EXERCISE DESCRIPTION
Find the word "Tenericutes" below. Copy each line that has it.

┄┄┄┄┄┄┄┄┄┄

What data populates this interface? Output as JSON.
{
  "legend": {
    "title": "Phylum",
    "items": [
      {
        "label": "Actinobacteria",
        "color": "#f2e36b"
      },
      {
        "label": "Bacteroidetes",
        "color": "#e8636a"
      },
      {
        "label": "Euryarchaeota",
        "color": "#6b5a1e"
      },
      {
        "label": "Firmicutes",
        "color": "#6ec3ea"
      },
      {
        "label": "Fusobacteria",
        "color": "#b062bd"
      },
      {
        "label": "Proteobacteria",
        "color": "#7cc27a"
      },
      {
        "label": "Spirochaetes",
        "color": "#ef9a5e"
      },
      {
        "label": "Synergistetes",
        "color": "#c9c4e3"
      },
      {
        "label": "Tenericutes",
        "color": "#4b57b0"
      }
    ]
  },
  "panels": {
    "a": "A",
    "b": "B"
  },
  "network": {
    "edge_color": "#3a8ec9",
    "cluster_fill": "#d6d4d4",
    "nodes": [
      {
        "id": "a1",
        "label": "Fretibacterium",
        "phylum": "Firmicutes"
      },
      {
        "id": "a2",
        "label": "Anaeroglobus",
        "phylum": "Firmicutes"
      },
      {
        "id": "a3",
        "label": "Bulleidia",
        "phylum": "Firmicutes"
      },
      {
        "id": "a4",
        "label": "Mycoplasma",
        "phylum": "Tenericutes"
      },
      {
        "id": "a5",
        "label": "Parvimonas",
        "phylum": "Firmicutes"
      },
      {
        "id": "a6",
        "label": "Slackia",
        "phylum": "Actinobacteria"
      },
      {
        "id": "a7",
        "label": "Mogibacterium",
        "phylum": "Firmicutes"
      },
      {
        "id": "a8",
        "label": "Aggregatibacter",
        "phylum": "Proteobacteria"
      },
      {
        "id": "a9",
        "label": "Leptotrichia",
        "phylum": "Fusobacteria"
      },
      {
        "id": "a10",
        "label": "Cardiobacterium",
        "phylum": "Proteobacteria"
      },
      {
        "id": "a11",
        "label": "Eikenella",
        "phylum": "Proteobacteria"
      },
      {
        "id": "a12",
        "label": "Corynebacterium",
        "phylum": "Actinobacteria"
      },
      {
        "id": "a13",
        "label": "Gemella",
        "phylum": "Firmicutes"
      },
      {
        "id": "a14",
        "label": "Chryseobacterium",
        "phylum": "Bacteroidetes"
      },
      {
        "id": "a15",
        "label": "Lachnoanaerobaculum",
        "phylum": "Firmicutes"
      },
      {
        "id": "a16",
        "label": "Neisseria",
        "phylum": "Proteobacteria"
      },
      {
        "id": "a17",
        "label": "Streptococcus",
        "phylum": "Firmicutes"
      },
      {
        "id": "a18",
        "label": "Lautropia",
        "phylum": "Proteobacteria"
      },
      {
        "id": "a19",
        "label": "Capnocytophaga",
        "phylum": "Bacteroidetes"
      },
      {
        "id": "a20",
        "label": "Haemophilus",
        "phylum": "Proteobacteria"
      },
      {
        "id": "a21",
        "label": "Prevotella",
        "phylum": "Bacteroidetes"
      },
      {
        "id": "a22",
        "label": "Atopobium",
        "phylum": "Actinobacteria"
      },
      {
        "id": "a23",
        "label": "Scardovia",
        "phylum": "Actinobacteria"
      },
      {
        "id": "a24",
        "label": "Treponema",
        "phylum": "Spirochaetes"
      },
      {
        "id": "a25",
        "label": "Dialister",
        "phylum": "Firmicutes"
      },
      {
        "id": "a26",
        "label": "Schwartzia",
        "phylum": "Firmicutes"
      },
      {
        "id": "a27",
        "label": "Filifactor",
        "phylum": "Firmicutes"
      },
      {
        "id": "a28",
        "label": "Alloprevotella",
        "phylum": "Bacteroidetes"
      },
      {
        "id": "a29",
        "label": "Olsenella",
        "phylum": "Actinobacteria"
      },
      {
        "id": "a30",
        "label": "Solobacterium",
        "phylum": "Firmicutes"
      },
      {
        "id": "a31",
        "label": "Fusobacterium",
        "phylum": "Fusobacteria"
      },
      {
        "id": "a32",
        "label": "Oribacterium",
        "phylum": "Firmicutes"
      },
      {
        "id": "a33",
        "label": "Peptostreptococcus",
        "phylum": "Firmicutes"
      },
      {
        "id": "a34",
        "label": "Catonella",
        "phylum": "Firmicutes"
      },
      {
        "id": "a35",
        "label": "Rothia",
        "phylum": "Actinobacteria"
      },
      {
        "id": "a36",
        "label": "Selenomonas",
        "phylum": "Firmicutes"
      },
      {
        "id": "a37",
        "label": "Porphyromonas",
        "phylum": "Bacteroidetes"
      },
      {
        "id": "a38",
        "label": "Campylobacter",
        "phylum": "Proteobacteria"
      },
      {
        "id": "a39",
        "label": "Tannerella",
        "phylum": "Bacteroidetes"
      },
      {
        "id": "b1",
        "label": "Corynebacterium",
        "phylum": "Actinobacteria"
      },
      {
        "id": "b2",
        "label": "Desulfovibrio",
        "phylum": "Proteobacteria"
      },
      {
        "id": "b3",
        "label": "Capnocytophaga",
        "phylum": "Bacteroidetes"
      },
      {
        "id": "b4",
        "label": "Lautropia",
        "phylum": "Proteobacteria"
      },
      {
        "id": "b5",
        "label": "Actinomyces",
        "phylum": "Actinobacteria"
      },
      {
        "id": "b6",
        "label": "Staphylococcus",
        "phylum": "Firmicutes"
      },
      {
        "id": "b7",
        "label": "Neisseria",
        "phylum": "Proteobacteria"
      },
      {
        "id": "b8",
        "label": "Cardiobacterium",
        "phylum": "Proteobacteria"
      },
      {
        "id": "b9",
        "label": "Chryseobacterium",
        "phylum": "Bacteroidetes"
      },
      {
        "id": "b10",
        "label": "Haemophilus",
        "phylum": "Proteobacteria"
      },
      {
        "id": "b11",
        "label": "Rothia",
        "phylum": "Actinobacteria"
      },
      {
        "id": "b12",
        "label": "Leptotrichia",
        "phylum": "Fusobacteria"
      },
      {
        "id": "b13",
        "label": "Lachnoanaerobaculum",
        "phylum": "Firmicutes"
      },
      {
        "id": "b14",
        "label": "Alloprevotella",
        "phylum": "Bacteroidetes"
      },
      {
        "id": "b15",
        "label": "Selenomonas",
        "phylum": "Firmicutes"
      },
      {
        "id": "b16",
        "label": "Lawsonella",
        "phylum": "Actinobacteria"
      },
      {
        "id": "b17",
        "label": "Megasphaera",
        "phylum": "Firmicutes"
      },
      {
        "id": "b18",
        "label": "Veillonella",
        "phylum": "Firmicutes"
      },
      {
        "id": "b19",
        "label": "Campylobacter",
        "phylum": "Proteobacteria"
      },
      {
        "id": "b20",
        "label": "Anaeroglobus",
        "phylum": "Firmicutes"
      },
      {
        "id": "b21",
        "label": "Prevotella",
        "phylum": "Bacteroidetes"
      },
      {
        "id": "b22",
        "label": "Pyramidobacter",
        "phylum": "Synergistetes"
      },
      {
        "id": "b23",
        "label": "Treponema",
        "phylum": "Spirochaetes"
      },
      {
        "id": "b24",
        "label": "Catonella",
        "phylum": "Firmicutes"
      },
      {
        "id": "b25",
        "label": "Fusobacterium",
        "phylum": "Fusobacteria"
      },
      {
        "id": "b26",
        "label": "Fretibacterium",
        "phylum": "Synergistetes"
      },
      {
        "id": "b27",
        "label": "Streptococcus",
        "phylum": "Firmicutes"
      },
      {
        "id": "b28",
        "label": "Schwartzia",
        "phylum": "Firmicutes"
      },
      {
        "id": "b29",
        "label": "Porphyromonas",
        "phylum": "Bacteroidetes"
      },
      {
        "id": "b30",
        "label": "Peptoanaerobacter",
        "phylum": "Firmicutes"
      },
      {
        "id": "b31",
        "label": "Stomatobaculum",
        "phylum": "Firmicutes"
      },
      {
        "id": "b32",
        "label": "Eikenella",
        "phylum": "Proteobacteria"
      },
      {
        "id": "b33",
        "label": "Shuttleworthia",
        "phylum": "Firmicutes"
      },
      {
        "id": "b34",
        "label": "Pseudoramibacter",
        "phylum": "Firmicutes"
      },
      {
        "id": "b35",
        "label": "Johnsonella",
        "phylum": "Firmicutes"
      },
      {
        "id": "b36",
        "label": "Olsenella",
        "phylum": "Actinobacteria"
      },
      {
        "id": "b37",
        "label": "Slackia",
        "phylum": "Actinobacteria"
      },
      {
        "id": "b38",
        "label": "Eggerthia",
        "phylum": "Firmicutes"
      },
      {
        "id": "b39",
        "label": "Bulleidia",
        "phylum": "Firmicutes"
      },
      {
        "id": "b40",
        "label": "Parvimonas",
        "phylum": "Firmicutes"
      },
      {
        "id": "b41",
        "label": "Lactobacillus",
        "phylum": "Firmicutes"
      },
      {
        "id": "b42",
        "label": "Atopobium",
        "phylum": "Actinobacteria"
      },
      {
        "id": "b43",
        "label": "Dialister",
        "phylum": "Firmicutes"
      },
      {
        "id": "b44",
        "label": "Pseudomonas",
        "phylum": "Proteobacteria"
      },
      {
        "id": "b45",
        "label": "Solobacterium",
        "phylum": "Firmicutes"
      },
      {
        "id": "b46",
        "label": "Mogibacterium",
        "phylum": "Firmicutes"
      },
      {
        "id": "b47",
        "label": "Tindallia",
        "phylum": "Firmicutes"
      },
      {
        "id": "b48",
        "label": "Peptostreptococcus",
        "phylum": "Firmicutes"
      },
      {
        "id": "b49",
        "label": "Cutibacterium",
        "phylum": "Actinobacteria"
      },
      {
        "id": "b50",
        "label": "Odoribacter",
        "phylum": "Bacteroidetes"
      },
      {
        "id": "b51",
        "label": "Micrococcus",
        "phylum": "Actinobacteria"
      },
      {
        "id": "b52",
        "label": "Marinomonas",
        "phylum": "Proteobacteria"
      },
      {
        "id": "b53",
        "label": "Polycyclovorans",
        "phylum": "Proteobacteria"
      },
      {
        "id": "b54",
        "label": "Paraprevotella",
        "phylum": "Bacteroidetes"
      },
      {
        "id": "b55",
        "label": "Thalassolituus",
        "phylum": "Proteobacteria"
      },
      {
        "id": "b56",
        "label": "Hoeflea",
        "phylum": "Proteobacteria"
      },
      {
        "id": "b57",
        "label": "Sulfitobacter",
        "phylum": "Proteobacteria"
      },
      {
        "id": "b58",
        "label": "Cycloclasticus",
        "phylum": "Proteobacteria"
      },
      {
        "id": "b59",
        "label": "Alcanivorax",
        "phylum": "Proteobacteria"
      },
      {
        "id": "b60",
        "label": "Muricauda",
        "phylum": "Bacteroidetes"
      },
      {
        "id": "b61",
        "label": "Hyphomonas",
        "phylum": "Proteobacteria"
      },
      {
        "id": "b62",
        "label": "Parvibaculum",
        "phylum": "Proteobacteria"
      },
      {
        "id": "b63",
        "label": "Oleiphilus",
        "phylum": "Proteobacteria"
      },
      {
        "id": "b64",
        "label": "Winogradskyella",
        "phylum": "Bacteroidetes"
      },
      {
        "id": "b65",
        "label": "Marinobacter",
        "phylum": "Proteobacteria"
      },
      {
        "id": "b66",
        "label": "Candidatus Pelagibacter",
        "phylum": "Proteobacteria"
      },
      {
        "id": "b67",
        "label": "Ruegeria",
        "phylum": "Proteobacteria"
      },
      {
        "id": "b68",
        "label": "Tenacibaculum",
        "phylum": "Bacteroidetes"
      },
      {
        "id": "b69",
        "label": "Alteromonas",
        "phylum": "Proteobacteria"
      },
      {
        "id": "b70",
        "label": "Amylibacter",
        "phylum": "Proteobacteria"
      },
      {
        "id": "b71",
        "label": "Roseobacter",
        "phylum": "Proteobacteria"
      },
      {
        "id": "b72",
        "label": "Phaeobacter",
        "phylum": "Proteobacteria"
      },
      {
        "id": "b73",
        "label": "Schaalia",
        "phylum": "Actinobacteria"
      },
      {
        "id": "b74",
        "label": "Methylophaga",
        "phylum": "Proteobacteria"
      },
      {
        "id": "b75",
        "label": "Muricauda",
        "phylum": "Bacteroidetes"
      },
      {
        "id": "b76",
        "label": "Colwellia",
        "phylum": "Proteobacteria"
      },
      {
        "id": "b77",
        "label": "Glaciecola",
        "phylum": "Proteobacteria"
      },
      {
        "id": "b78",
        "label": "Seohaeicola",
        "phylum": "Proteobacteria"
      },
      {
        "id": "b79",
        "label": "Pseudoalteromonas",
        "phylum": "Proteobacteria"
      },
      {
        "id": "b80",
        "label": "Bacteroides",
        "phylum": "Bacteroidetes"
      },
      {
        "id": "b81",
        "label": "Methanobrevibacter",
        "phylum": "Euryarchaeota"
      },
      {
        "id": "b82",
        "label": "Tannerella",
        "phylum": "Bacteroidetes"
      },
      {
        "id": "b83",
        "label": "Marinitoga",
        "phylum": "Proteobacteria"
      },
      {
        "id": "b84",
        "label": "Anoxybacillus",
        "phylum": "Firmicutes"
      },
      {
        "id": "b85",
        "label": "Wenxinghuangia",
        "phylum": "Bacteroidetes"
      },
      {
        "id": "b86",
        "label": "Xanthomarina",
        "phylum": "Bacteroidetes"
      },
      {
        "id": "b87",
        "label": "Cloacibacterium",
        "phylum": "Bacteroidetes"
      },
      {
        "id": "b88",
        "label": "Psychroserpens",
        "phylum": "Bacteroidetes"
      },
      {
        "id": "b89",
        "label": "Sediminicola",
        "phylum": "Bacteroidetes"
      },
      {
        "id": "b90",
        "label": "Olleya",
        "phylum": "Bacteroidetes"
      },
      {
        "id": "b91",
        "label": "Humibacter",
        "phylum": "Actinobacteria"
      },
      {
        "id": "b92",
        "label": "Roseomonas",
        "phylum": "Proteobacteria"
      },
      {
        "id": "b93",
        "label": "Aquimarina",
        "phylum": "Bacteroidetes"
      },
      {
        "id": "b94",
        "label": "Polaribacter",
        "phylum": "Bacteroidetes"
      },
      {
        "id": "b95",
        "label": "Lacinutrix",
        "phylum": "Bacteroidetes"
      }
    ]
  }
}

┄┄┄┄┄┄┄┄┄┄

FINAL ANSWER
        "label": "Tenericutes",
        "phylum": "Tenericutes"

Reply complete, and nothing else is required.